# EXERCISE TASK
Count how many lines include "JSON" and answer with that number only.
====== EXTRACTED RECORDS ======
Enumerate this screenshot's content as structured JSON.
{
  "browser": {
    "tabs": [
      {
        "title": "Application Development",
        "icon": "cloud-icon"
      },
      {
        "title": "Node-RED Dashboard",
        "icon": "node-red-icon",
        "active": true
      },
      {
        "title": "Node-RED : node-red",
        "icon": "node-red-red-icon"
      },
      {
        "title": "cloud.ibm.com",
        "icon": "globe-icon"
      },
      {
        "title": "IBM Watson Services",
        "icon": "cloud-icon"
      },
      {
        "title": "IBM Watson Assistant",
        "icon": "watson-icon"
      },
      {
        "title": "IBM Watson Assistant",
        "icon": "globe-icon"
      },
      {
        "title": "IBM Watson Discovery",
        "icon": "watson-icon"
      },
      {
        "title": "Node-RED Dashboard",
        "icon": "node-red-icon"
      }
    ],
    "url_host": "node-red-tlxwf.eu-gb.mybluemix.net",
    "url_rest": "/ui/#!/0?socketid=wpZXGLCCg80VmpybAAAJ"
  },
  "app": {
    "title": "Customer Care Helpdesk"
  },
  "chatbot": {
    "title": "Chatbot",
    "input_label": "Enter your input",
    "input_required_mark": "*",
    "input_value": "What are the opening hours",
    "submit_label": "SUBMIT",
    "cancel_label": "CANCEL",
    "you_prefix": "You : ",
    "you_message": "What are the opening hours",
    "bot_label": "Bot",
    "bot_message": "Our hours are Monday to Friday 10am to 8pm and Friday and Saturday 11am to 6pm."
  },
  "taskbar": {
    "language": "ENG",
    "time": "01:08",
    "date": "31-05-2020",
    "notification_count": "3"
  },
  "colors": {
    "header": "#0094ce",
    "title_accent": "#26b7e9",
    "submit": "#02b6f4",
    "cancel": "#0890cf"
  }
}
======
====== EXTRACTED RECORDS ======
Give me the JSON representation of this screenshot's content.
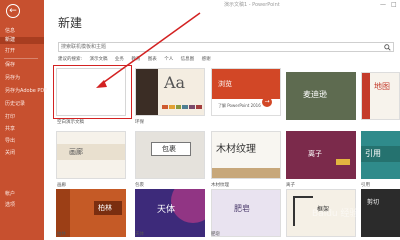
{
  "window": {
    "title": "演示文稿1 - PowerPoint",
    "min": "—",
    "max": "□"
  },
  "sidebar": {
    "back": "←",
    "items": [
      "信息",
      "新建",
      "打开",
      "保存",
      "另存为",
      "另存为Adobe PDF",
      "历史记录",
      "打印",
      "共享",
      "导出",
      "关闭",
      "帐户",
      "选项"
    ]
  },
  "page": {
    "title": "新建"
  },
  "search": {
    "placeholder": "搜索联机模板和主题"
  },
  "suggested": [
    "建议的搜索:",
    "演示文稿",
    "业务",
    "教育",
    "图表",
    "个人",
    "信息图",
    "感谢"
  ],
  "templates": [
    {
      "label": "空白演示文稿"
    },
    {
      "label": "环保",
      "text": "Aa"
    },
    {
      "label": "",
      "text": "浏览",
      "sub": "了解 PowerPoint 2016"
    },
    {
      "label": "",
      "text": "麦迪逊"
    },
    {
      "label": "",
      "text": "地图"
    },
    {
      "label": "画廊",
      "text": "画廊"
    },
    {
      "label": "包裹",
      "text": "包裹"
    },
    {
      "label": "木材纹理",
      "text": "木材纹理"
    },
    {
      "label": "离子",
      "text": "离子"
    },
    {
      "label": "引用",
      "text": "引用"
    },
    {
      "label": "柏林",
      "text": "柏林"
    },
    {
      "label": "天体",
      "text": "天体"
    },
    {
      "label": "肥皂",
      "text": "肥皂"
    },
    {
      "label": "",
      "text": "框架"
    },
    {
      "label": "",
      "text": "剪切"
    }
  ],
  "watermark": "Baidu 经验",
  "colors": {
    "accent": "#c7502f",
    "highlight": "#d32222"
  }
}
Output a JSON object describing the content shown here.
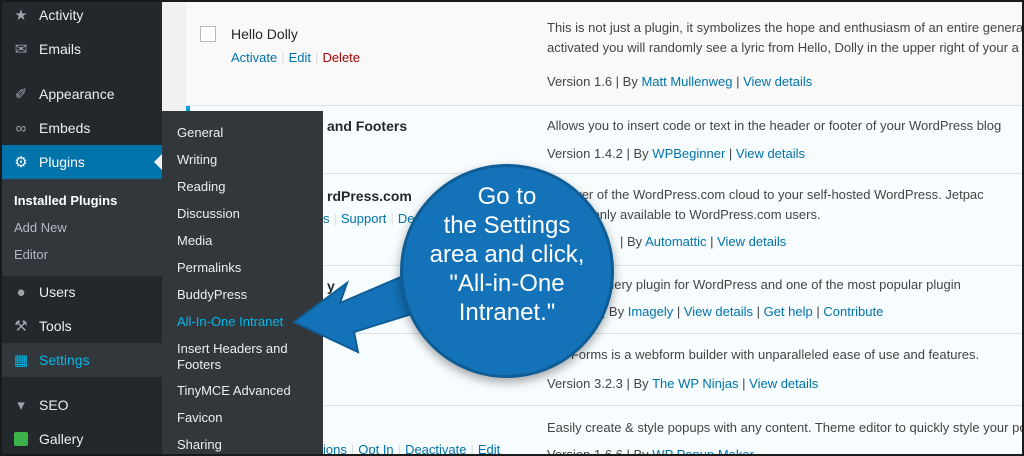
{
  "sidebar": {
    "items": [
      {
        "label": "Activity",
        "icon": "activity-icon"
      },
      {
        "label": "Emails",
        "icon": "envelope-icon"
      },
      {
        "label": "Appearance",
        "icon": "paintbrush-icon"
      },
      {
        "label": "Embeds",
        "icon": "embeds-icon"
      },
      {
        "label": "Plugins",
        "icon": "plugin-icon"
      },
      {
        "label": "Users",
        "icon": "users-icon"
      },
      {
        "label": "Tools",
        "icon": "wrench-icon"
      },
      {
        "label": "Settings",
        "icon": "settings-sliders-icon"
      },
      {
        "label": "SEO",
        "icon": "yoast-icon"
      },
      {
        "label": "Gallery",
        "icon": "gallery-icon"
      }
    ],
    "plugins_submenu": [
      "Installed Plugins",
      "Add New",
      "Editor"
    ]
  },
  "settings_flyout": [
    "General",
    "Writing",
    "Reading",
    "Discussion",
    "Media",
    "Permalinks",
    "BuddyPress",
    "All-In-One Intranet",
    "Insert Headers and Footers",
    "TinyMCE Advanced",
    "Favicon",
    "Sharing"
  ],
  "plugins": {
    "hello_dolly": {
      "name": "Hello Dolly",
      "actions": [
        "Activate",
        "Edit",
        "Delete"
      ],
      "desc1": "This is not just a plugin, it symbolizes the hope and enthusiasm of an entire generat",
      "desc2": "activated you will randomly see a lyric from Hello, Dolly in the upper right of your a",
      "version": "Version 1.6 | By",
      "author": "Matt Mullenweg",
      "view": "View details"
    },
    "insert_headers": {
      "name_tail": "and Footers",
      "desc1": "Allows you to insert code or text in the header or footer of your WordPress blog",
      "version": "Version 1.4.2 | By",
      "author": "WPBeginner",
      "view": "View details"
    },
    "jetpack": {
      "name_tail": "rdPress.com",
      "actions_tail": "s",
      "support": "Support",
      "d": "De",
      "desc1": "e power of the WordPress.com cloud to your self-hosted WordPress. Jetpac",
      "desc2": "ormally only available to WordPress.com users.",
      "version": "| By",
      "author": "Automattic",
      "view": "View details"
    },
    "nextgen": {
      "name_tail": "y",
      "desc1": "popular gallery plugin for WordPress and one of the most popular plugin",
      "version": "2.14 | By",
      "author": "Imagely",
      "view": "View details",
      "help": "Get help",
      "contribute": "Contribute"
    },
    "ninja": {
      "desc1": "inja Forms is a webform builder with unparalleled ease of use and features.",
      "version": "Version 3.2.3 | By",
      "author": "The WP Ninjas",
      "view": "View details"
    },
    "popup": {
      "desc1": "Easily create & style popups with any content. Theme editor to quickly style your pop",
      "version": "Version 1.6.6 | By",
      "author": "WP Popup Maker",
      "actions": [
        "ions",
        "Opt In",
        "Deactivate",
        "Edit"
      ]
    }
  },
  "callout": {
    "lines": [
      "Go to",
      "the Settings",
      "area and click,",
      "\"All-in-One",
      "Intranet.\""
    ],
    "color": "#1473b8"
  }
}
======
# CORRECT ANSWER
3